**** Supplied data ****
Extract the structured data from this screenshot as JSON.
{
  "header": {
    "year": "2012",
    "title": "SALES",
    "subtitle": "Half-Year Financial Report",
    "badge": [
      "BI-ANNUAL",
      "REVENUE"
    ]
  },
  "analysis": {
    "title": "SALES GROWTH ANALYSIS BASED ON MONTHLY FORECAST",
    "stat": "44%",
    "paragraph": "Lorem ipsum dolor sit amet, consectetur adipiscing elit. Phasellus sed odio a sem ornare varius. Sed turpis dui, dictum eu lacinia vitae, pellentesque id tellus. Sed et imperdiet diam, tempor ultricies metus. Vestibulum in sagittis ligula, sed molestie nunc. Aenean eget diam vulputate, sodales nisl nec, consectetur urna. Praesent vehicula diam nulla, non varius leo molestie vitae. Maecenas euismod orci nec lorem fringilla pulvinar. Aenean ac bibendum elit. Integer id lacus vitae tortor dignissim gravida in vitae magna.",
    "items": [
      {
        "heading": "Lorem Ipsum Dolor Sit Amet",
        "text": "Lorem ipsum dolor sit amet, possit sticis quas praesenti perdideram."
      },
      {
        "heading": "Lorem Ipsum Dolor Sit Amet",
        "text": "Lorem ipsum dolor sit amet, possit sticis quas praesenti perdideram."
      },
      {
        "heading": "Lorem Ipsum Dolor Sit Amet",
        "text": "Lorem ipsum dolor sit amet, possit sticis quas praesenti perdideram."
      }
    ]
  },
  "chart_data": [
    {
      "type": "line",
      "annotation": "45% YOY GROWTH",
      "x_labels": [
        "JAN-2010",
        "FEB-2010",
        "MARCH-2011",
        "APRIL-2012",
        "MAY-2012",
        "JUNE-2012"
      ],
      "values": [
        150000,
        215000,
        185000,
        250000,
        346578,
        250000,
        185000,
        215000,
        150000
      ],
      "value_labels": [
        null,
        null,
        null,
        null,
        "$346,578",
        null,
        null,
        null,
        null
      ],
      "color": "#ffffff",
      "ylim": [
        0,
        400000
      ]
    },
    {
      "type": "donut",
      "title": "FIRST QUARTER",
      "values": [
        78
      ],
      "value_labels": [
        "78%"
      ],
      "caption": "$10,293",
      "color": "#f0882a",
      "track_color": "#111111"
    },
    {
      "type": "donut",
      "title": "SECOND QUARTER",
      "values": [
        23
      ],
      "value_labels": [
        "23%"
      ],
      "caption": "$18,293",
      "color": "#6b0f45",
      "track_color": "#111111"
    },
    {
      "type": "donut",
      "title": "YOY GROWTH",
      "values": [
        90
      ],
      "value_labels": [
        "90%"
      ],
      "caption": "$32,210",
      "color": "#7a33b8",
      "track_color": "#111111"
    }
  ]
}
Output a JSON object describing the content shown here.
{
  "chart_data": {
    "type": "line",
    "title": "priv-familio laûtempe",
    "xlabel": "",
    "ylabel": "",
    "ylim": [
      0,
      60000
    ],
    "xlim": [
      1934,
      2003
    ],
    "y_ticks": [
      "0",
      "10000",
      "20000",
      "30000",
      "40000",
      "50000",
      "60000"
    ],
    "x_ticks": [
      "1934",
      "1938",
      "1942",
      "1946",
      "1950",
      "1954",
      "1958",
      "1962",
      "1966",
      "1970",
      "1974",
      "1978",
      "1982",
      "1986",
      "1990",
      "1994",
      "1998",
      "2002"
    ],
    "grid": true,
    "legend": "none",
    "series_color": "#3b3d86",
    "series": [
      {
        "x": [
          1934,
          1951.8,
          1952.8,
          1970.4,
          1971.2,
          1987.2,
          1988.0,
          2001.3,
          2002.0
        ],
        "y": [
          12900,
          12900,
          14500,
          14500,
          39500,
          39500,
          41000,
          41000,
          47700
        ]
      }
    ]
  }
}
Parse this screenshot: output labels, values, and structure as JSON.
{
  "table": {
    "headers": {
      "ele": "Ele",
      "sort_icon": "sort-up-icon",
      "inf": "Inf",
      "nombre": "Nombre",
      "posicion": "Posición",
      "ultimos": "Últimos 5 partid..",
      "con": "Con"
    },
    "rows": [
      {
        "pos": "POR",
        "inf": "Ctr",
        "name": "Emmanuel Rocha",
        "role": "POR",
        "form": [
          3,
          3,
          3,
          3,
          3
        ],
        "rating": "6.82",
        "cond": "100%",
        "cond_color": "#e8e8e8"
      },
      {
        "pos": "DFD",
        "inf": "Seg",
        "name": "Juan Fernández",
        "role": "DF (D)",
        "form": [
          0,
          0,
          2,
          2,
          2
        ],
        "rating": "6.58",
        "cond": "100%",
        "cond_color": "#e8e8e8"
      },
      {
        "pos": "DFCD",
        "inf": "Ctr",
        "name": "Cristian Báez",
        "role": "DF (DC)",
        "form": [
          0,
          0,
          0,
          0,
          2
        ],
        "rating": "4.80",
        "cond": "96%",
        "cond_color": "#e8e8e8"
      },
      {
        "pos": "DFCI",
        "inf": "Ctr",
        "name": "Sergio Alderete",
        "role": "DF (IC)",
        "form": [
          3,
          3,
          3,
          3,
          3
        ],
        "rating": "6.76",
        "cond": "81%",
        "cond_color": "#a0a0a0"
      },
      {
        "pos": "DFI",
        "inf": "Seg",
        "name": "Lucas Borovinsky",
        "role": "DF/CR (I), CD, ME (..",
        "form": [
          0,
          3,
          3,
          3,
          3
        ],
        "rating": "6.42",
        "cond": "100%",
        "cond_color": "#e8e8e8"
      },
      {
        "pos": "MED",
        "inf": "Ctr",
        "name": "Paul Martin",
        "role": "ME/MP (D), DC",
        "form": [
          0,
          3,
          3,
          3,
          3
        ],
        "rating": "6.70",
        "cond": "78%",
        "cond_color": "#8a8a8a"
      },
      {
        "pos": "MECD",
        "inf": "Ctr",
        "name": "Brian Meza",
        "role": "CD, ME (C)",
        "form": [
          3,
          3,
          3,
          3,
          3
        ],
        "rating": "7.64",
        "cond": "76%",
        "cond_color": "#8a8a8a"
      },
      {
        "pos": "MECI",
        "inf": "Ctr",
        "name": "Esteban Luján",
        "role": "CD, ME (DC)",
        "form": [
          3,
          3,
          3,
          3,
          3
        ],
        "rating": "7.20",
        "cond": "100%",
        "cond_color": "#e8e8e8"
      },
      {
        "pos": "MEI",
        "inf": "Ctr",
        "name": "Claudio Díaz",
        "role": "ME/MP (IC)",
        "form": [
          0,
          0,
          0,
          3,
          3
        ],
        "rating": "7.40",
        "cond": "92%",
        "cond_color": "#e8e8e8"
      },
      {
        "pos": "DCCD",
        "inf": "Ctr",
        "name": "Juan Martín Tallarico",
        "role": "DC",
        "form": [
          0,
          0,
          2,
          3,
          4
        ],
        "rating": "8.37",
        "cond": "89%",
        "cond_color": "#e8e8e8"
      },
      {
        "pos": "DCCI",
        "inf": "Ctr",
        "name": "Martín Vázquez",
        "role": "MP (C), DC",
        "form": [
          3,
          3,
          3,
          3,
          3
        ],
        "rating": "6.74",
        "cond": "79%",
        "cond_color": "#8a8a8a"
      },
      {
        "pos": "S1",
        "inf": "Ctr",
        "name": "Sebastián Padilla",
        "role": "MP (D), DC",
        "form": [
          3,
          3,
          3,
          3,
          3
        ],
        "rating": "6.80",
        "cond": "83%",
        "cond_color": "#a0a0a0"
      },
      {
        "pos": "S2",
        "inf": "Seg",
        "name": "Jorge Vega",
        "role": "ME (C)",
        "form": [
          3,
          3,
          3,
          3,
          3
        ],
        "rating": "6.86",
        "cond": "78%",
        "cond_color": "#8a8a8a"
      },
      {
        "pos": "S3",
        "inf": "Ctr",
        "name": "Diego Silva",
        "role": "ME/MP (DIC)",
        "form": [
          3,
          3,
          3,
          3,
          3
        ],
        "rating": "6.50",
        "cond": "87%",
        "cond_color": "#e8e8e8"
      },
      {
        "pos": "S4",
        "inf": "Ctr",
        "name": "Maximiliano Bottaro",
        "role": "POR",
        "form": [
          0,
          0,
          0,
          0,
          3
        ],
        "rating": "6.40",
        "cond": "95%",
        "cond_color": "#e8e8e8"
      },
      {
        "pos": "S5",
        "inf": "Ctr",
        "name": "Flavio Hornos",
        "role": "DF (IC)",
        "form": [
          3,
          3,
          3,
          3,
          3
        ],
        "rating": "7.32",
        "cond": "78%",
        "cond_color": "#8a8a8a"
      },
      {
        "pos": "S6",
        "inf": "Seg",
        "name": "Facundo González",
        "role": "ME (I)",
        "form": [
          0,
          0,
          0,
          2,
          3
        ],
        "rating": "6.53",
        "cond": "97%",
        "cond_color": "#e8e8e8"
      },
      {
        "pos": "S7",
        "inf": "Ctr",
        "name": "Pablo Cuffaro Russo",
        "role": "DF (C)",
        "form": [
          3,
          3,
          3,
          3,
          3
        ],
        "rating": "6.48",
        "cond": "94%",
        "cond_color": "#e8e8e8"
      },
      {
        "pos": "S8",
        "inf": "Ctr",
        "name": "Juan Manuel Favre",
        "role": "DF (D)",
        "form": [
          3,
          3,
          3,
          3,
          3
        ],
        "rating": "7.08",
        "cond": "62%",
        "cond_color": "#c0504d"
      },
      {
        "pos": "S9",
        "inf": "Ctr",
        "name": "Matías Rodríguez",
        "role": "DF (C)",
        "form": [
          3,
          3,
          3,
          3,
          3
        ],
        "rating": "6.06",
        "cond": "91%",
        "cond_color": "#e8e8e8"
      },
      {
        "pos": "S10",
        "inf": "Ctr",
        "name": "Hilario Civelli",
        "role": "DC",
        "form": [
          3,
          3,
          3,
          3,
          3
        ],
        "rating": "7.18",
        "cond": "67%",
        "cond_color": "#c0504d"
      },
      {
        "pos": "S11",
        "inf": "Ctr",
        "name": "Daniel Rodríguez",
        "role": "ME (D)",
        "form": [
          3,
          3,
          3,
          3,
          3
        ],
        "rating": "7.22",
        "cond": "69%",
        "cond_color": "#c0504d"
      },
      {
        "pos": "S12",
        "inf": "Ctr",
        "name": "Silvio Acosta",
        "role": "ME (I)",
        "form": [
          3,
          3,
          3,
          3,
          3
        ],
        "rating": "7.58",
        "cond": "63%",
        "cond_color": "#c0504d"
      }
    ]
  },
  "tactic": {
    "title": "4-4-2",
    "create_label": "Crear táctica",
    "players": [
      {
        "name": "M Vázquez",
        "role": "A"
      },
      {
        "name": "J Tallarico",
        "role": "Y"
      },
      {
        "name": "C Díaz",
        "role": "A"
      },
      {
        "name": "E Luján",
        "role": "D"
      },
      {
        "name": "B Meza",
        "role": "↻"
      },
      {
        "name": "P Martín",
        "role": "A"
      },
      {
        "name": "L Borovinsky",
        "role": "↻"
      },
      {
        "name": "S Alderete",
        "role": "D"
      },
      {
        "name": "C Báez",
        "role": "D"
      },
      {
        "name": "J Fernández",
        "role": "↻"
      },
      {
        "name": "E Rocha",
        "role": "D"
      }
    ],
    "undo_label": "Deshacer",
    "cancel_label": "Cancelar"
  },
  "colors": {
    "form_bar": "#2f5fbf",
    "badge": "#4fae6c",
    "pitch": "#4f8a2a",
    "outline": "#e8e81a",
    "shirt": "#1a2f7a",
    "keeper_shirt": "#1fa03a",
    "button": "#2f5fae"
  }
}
****
• **Written problem**
All lines holding the word "GROWTH" should be picked out and copied.

• **Output**
    "title": "SALES GROWTH ANALYSIS BASED ON MONTHLY FORECAST",
      "annotation": "45% YOY GROWTH",
      "title": "YOY GROWTH",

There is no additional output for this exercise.